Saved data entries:
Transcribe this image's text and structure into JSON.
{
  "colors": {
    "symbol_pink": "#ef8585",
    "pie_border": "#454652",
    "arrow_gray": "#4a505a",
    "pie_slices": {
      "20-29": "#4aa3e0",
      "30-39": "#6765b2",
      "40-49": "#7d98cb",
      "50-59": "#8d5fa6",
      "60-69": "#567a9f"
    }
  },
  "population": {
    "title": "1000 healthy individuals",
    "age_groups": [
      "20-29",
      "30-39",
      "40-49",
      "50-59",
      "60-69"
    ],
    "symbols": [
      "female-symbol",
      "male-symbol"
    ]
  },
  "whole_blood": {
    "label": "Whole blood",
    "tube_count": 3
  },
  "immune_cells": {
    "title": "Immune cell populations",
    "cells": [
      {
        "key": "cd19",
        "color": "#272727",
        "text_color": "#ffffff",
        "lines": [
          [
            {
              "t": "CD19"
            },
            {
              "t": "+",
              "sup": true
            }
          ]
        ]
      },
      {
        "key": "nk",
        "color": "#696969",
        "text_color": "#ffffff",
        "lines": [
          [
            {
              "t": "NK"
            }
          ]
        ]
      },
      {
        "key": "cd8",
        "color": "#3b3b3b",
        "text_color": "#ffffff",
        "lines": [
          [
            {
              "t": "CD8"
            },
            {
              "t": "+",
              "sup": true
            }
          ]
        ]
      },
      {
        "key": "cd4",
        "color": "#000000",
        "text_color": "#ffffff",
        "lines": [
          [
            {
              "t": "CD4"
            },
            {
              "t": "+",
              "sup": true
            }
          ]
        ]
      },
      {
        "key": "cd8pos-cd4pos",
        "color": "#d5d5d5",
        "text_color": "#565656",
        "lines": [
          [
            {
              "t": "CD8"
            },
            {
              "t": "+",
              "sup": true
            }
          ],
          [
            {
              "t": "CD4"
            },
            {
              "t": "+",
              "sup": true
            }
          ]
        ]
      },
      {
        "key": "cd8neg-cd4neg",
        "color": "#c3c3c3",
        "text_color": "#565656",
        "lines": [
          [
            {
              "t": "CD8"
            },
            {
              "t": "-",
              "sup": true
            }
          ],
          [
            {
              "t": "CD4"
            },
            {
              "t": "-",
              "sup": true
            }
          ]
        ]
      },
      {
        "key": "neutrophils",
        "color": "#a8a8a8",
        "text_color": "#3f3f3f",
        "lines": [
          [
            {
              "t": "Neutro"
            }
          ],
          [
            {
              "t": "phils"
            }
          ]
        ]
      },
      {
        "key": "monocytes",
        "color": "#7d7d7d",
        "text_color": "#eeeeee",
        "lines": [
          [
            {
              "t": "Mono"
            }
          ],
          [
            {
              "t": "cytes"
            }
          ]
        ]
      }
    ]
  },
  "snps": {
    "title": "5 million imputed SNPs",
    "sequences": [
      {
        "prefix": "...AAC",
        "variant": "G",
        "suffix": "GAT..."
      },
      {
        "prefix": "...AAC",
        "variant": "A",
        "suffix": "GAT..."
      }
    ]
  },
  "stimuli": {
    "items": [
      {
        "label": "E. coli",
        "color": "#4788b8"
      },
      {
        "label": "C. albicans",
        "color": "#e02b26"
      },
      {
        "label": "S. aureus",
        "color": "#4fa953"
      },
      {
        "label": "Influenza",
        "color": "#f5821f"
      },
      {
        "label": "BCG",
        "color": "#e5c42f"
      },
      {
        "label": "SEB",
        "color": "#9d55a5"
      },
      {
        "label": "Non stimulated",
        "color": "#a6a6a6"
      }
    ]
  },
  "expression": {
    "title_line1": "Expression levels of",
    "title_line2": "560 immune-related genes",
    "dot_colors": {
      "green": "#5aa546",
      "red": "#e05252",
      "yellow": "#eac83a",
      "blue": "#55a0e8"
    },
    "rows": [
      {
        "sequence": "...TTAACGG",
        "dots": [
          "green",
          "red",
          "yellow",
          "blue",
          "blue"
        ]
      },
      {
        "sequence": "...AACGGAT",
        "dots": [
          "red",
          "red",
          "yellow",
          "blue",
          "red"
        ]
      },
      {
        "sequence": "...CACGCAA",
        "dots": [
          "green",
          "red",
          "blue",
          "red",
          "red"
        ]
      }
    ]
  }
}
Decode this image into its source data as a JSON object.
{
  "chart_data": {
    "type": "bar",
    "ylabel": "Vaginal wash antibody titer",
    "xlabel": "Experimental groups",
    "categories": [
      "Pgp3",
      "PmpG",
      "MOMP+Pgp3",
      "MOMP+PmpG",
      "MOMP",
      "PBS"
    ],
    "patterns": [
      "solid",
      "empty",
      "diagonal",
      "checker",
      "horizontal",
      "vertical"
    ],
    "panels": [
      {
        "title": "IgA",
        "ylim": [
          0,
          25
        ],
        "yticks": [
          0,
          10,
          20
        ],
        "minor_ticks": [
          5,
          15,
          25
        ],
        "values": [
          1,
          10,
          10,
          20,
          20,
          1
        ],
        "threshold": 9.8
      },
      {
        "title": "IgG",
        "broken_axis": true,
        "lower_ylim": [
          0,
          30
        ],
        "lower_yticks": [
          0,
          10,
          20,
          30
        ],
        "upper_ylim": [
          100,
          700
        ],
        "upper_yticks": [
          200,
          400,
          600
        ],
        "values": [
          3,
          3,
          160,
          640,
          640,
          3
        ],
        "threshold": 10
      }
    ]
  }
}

* **Problem to solve**: Check the entries above line by line and return each one containing the word "this".

* **Response area**:
Transcribe this image's text and structure into JSON.
Decode this image into its source data as a JSON object.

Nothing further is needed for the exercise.